**DIRECTIONS FOR THIS TASK**
Of all the lines in these entries, how many contain the string "западнее"? Give only that count.

**MATERIAL PROVIDED**
———

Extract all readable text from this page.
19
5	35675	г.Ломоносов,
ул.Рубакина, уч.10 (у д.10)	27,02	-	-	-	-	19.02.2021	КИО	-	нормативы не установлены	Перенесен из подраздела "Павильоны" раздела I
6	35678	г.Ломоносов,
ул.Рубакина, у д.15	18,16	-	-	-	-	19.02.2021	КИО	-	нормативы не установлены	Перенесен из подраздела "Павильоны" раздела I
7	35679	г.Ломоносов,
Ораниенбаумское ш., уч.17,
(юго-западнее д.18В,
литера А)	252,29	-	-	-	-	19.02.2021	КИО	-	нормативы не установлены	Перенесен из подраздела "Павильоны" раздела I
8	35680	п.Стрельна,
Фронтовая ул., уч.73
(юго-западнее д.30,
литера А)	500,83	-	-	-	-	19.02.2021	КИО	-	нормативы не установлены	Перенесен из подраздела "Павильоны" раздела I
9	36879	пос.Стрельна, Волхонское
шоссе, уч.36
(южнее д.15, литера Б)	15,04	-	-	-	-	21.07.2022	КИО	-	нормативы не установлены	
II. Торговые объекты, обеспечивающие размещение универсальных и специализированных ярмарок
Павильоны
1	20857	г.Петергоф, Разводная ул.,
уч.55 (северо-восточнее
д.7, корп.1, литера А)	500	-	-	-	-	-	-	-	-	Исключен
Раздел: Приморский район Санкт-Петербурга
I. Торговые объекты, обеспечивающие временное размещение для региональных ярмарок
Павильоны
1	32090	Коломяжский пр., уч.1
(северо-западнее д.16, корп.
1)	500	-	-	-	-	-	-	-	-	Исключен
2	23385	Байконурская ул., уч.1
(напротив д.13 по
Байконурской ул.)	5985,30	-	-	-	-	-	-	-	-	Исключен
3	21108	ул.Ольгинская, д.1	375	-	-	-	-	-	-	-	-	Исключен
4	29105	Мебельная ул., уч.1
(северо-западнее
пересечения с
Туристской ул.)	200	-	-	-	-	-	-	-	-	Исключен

———

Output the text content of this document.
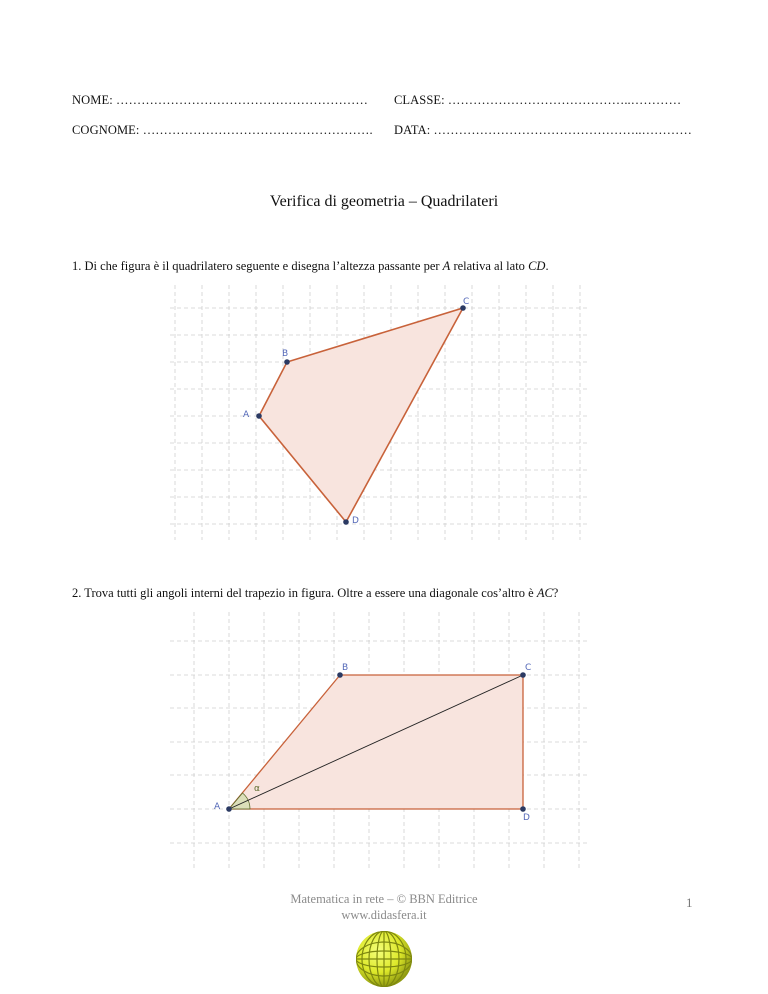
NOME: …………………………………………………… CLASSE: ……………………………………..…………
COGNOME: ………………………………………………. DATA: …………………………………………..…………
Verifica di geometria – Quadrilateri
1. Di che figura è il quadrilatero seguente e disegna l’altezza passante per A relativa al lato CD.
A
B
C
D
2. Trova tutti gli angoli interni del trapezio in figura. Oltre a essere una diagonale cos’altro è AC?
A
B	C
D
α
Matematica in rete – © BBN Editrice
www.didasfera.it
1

———

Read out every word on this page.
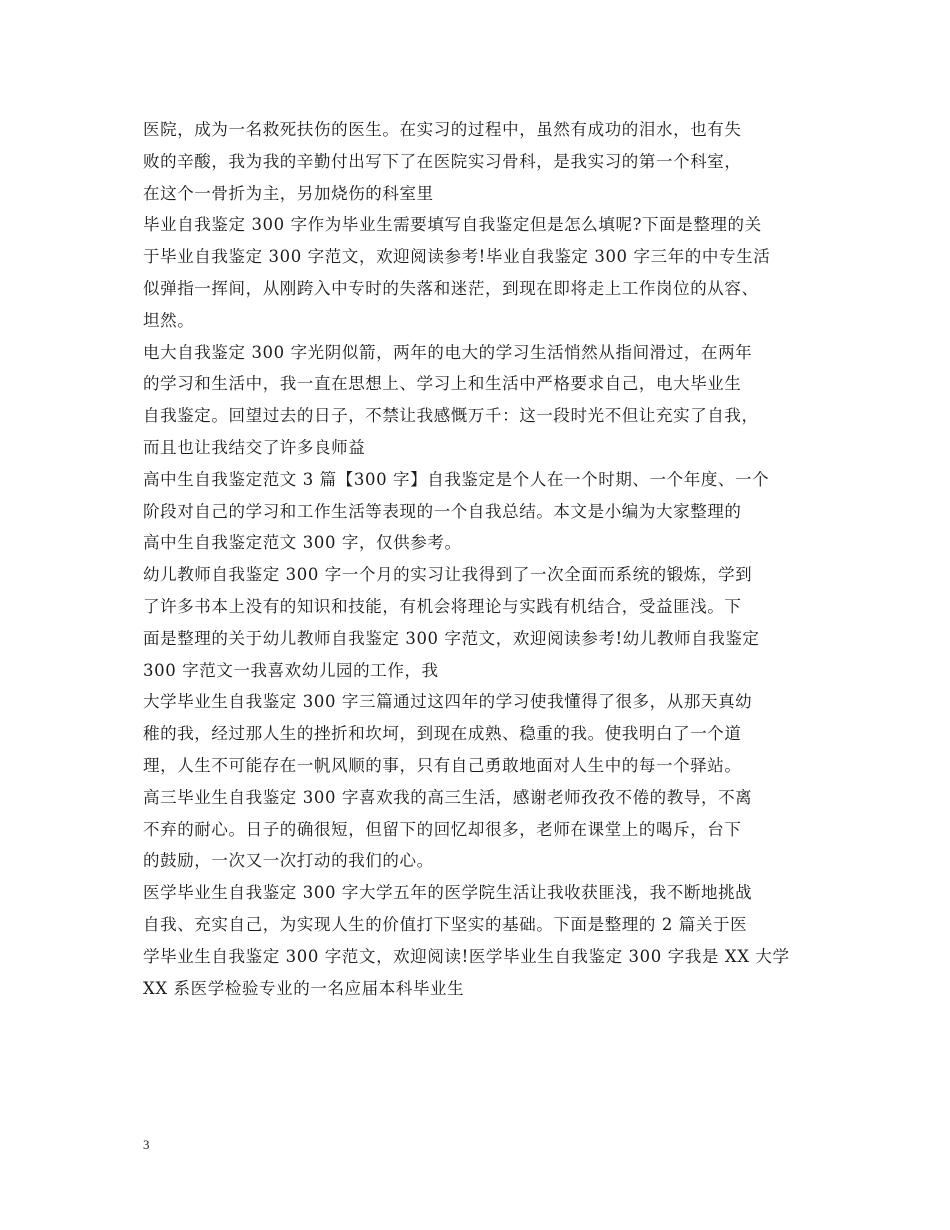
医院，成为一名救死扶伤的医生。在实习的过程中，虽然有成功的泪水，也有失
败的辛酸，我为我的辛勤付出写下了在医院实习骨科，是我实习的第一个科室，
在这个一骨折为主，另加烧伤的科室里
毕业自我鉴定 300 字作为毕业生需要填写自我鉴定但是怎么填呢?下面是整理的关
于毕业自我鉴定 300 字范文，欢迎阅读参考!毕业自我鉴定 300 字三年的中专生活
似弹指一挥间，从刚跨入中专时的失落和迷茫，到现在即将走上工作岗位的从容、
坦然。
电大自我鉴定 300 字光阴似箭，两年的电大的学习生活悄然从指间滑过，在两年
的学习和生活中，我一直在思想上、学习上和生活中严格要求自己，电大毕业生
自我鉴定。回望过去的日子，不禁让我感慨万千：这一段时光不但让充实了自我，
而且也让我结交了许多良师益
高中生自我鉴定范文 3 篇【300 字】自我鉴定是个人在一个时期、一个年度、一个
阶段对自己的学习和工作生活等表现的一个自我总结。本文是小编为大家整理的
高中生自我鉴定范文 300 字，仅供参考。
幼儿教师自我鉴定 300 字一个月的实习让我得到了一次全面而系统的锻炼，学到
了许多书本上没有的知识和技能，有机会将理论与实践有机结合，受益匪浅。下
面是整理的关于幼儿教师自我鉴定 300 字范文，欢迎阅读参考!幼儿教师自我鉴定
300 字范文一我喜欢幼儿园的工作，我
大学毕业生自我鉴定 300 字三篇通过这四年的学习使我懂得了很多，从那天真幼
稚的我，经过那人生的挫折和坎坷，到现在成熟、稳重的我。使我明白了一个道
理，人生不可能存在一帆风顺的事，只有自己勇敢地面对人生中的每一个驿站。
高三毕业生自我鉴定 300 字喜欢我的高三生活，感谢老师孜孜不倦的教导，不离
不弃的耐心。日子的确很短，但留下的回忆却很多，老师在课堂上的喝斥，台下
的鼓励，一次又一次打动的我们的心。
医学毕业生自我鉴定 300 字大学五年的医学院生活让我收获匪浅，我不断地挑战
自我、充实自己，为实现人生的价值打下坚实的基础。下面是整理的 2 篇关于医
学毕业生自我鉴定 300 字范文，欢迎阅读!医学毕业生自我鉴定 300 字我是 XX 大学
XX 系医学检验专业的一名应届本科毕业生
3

———

**TASK RESPONSE**
4